#### TASKS TO CARRY OUT
• 1. Can you return, word for word, the part of the indicator-settings passage between "Live with the" and "inside this routine.", inclusive?
• 2. Could you continue the passage on indicator routines and their anti-patterns, starting right after its final sentence?

#### DOCUMENT PASSAGE
----------
Live with the configuration and watch two things: first, what the new slot's line does independently on the pane (even if hidden, you can un-hide it to inspect); second, how the blended fast moves differently than it did without the cross-ticker slot.
The question the routine asks.
"On the bars where my main chart's read would have been bullish without this slot, is the related instrument's higher-timeframe read agreeing with that lean or disagreeing?"
You are not looking for the cross-ticker slot to tell you what to do. You are looking for it to tell you when your main read has background support and when it does not. A small weight is what keeps the slot in the role of witness rather than judge.
What not to do inside this routine.
Do not set the cross-ticker slot's weight above 25.0. Beyond that, the slot stops questioning and starts voting, and the blend starts reading the related instrument as if it were the main chart.
Do not add a second cross-ticker slot at the same time. One related instrument at a time is enough to test; two is a new experiment.
Do not forget you configured a cross-ticker slot. The most common misuse is to run this routine on one chart, switch to a different chart, and forget that the cross-ticker override is still reading the original related symbol. Review your configuration when you open a new chart session.
Verification checklist.
Exactly one slot has a non-empty
Ticker:value. The other slots are still reading the chart symbol.The cross-ticker slot's
Weight:is at or below 25.0.The cross-ticker slot's
Timeframe:is at or above the chart timeframe.You can name, in one sentence, the relationship between the two symbols and why it is informative.
You have committed to reviewing the configuration the next time you open this chart, so the override does not quietly travel to a new instrument.
Anti-patterns that look like routines
These are the configurations that resemble a disciplined routine but are actually the failure modes the routines are designed to prevent. Naming them here is more useful than listing them inside each routine.
"Turn everything on and see what the chart says"
Enabling Divergence, Keltner, BBWP, and Donchian on the first session of a new install, along with smoothing, along with an elevated sensitivity. This is not a routine. It is a visual overload experiment. You cannot attribute anything the pane is doing to any single element because you changed too many elements at once. The correct move is to turn on one extra at a time and live with it before turning on the next.
"Solve noise with smoothing"
Noticing that the blended fast is whippy and reaching for Enable Smoothing to quiet it. Most of the time, the whip is not noise β it is saturation from sensitivity that has been cranked too high. Smoothing tidies the saturated line and masks what you actually did. Routine fix: confirm ATR Sensitivity is around 1.0 first. Only reach for smoothing when the pane is noisy at a sane sensitivity and you have explicitly chosen to trade responsiveness for quietness.
"Crank weights until one slot wins"
Setting a single slot to weight 100 and the others to zero, calling the result a blend, and running alerts on it. The blend label persists but you have turned off the blend. If the goal was to read a single timeframe, you did not need STR β the Base MA Osc reads a single timeframe cleanly. If the goal was a blend with a dominant voice, Routine B covers that; do not go above 70.
"Divergence-triangle trading"
Every time a triangle prints, act on it. This turns a context bar into a system. Divergence triangles are rare by design and carry more weight at extremes than in the middle of the pane. The triangles are supporting information, not entries. The correct move is to use them as one of several inputs to an active read, not as the trigger for a trade plan.
----------
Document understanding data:
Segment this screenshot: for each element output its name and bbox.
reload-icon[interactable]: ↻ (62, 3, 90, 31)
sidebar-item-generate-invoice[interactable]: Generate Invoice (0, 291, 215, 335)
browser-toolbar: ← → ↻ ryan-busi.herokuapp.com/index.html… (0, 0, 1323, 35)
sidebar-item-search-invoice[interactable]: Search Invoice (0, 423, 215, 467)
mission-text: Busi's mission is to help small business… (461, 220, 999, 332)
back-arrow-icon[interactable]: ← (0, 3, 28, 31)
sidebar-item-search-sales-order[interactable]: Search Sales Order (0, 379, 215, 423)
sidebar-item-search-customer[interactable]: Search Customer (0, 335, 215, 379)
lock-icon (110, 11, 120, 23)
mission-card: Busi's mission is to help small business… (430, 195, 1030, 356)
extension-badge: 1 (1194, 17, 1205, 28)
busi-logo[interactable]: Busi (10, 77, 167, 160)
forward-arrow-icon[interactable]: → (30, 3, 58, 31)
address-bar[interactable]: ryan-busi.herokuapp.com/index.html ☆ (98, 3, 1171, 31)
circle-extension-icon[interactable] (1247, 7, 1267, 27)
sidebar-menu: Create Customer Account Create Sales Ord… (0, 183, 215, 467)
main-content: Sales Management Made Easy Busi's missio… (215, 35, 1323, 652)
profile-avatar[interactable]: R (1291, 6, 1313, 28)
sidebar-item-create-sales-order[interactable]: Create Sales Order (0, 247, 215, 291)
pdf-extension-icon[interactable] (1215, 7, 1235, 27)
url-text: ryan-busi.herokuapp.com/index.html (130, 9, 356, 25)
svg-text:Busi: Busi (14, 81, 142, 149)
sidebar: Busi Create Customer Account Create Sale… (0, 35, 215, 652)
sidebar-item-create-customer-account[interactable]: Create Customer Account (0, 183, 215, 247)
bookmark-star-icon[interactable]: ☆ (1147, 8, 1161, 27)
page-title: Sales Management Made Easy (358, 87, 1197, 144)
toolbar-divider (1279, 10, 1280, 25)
----------
#### ANSWERS IN ORDER
• 1.
Live with the configuration and watch two things: first, what the new slot's line does independently on the pane (even if hidden, you can un-hide it to inspect); second, how the blended fast moves differently than it did without the cross-ticker slot.
The question the routine asks.
"On the bars where my main chart's read would have been bullish without this slot, is the related instrument's higher-timeframe read agreeing with that lean or disagreeing?"
You are not looking for the cross-ticker slot to tell you what to do. You are looking for it to tell you when your main read has background support and when it does not. A small weight is what keeps the slot in the role of witness rather than judge.
What not to do inside this routine.

• 2.
"Daisy-chain tickers across charts"
Configuring a cross-ticker slot on one chart, switching charts, and letting the override follow. The indicator will keep happily reading the old related symbol against the new chart symbol. Routine fix: the last step of Routine C β confirm your configuration when you open a new chart session. If you forget, the pane is still drawing and the alerts are still firing; they just no longer mean what you thought they meant.
"Chase settings to justify a bias"
Tuning sensitivity, weights, thresholds, and extras until the pane agrees with a trade you already intended to take. This is the most human of the anti-patterns because it looks like rigorous configuration. It is not. The tuning is working backward from the conclusion. The disciplined move is to run one of the routines above, accept what the pane tells you, and either trade accordingly or not trade. The pane is not there to approve your bias.
A note on switching between routines
Cycling is expected. Many readers run Routine A for several weeks, develop a conviction about timeframe leadership, move into Routine B, and later add Routine C when a related instrument starts to feel informative. Returning to Routine A after a regime shift is also common and often the right move β what you learned about an instrument inside one regime may not hold after the regime has changed, and the discipline of a default-first reset is cheaper than working through a tuned configuration against a market that no longer matches it.
What is not disciplined is switching routines every few sessions because the pane did not agree with a trade you wanted to take. That is tuning-as-avoidance; the routine is being changed to feel better rather than to answer a different question. If you notice yourself opening the settings panel immediately after a losing session, the correct next move is to close the panel, step away from the chart for the remainder of the session, and reopen it the next day with the question stated out loud before you touch anything. Most of the time, the next-day question sounds nothing like the previous-evening urge, and the configuration you would have tuned in frustration would not have helped with either one.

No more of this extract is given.